▶ Rows from a figure dataset:

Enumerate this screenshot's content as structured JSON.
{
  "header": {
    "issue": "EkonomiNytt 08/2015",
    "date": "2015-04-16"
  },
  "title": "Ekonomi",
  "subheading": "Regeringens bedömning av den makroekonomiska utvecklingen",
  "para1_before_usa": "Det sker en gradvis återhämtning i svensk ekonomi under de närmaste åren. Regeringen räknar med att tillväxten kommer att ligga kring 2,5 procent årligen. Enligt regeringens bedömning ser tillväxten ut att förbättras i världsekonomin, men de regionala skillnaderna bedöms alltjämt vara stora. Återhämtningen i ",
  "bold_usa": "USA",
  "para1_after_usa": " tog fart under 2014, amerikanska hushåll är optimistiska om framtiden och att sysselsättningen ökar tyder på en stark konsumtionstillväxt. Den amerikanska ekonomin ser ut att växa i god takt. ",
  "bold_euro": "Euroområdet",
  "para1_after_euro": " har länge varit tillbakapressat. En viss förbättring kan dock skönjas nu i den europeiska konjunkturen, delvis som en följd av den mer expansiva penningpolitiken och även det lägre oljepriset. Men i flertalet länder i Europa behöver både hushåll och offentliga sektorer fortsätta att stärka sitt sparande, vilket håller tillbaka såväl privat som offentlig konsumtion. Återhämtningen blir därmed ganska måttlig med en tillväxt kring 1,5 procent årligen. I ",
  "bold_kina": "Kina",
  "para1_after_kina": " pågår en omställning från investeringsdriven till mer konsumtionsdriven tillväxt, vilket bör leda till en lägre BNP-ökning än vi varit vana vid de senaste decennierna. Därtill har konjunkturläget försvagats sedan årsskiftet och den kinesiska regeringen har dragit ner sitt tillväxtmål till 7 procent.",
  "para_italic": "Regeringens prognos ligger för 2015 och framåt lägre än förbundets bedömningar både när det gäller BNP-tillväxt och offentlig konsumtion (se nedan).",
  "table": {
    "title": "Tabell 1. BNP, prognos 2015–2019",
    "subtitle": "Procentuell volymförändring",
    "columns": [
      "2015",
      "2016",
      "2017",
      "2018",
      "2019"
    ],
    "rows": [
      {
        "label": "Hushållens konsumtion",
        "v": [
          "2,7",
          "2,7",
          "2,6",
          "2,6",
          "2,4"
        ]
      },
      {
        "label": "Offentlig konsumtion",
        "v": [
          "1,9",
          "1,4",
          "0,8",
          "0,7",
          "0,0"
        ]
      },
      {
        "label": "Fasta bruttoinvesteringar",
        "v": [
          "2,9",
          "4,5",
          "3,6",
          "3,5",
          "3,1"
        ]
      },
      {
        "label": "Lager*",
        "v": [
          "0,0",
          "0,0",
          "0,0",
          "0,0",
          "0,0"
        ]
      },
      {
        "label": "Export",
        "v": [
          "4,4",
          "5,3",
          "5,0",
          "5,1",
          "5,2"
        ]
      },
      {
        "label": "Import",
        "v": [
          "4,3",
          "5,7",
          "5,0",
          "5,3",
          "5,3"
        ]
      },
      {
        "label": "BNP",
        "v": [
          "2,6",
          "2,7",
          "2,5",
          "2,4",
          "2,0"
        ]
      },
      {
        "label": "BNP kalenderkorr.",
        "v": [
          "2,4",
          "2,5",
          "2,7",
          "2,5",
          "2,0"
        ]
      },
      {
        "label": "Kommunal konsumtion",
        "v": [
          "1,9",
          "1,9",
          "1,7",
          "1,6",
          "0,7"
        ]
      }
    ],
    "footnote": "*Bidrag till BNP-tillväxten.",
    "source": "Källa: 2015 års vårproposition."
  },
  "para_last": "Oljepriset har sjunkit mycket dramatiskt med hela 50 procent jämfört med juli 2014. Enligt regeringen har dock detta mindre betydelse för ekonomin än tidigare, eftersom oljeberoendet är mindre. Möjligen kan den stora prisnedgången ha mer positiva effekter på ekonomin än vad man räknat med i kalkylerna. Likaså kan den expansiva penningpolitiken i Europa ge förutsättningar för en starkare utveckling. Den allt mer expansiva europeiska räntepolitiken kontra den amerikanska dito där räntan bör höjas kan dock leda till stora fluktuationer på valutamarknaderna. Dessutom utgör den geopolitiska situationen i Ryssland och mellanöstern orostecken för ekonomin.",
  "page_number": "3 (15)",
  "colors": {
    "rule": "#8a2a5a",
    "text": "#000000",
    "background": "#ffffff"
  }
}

▶ Required work: The records above should be returned exactly.

▶ Answer to the problem:
Enumerate this screenshot's content as structured JSON.
{
  "header": {
    "issue": "EkonomiNytt 08/2015",
    "date": "2015-04-16"
  },
  "title": "Ekonomi",
  "subheading": "Regeringens bedömning av den makroekonomiska utvecklingen",
  "para1_before_usa": "Det sker en gradvis återhämtning i svensk ekonomi under de närmaste åren. Regeringen räknar med att tillväxten kommer att ligga kring 2,5 procent årligen. Enligt regeringens bedömning ser tillväxten ut att förbättras i världsekonomin, men de regionala skillnaderna bedöms alltjämt vara stora. Återhämtningen i ",
  "bold_usa": "USA",
  "para1_after_usa": " tog fart under 2014, amerikanska hushåll är optimistiska om framtiden och att sysselsättningen ökar tyder på en stark konsumtionstillväxt. Den amerikanska ekonomin ser ut att växa i god takt. ",
  "bold_euro": "Euroområdet",
  "para1_after_euro": " har länge varit tillbakapressat. En viss förbättring kan dock skönjas nu i den europeiska konjunkturen, delvis som en följd av den mer expansiva penningpolitiken och även det lägre oljepriset. Men i flertalet länder i Europa behöver både hushåll och offentliga sektorer fortsätta att stärka sitt sparande, vilket håller tillbaka såväl privat som offentlig konsumtion. Återhämtningen blir därmed ganska måttlig med en tillväxt kring 1,5 procent årligen. I ",
  "bold_kina": "Kina",
  "para1_after_kina": " pågår en omställning från investeringsdriven till mer konsumtionsdriven tillväxt, vilket bör leda till en lägre BNP-ökning än vi varit vana vid de senaste decennierna. Därtill har konjunkturläget försvagats sedan årsskiftet och den kinesiska regeringen har dragit ner sitt tillväxtmål till 7 procent.",
  "para_italic": "Regeringens prognos ligger för 2015 och framåt lägre än förbundets bedömningar både när det gäller BNP-tillväxt och offentlig konsumtion (se nedan).",
  "table": {
    "title": "Tabell 1. BNP, prognos 2015–2019",
    "subtitle": "Procentuell volymförändring",
    "columns": [
      "2015",
      "2016",
      "2017",
      "2018",
      "2019"
    ],
    "rows": [
      {
        "label": "Hushållens konsumtion",
        "v": [
          "2,7",
          "2,7",
          "2,6",
          "2,6",
          "2,4"
        ]
      },
      {
        "label": "Offentlig konsumtion",
        "v": [
          "1,9",
          "1,4",
          "0,8",
          "0,7",
          "0,0"
        ]
      },
      {
        "label": "Fasta bruttoinvesteringar",
        "v": [
          "2,9",
          "4,5",
          "3,6",
          "3,5",
          "3,1"
        ]
      },
      {
        "label": "Lager*",
        "v": [
          "0,0",
          "0,0",
          "0,0",
          "0,0",
          "0,0"
        ]
      },
      {
        "label": "Export",
        "v": [
          "4,4",
          "5,3",
          "5,0",
          "5,1",
          "5,2"
        ]
      },
      {
        "label": "Import",
        "v": [
          "4,3",
          "5,7",
          "5,0",
          "5,3",
          "5,3"
        ]
      },
      {
        "label": "BNP",
        "v": [
          "2,6",
          "2,7",
          "2,5",
          "2,4",
          "2,0"
        ]
      },
      {
        "label": "BNP kalenderkorr.",
        "v": [
          "2,4",
          "2,5",
          "2,7",
          "2,5",
          "2,0"
        ]
      },
      {
        "label": "Kommunal konsumtion",
        "v": [
          "1,9",
          "1,9",
          "1,7",
          "1,6",
          "0,7"
        ]
      }
    ],
    "footnote": "*Bidrag till BNP-tillväxten.",
    "source": "Källa: 2015 års vårproposition."
  },
  "para_last": "Oljepriset har sjunkit mycket dramatiskt med hela 50 procent jämfört med juli 2014. Enligt regeringen har dock detta mindre betydelse för ekonomin än tidigare, eftersom oljeberoendet är mindre. Möjligen kan den stora prisnedgången ha mer positiva effekter på ekonomin än vad man räknat med i kalkylerna. Likaså kan den expansiva penningpolitiken i Europa ge förutsättningar för en starkare utveckling. Den allt mer expansiva europeiska räntepolitiken kontra den amerikanska dito där räntan bör höjas kan dock leda till stora fluktuationer på valutamarknaderna. Dessutom utgör den geopolitiska situationen i Ryssland och mellanöstern orostecken för ekonomin.",
  "page_number": "3 (15)",
  "colors": {
    "rule": "#8a2a5a",
    "text": "#000000",
    "background": "#ffffff"
  }
}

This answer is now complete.